▶ **THE PROBLEM**
Check each line of the listing below for the string "qismlari", and copy the ones that have it.

-- BEGIN WORKING DATA --

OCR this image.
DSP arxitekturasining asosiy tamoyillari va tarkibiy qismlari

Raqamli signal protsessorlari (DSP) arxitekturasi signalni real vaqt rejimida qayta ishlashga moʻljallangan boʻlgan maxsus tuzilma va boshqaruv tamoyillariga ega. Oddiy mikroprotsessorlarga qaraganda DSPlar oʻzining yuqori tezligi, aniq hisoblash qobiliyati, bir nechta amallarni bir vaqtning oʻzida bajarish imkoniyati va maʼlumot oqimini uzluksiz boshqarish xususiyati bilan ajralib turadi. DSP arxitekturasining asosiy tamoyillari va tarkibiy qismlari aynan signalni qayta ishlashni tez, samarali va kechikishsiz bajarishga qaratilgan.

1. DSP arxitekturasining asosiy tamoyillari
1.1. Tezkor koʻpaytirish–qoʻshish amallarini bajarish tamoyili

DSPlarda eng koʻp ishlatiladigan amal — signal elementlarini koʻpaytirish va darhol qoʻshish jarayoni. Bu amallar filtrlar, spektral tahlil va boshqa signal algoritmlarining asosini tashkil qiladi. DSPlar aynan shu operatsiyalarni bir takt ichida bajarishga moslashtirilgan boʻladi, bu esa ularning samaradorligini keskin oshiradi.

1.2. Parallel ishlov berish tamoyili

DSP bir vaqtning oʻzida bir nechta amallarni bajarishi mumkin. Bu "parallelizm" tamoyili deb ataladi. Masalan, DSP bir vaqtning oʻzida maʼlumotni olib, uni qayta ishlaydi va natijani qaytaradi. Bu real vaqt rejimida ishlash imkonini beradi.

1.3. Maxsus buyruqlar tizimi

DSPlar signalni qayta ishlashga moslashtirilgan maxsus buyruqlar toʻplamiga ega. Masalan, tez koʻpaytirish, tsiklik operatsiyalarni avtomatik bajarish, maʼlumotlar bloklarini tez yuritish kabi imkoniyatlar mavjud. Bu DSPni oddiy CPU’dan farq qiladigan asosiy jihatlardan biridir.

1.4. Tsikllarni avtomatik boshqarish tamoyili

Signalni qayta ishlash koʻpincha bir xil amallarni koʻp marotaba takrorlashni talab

-- END WORKING DATA --

▶ **COMPLETE ANSWER**
DSP arxitekturasining asosiy tamoyillari va tarkibiy qismlari
Raqamli signal protsessorlari (DSP) arxitekturasi signalni real vaqt rejimida qayta ishlashga moʻljallangan boʻlgan maxsus tuzilma va boshqaruv tamoyillariga ega. Oddiy mikroprotsessorlarga qaraganda DSPlar oʻzining yuqori tezligi, aniq hisoblash qobiliyati, bir nechta amallarni bir vaqtning oʻzida bajarish imkoniyati va maʼlumot oqimini uzluksiz boshqarish xususiyati bilan ajralib turadi. DSP arxitekturasining asosiy tamoyillari va tarkibiy qismlari aynan signalni qayta ishlashni tez, samarali va kechikishsiz bajarishga qaratilgan.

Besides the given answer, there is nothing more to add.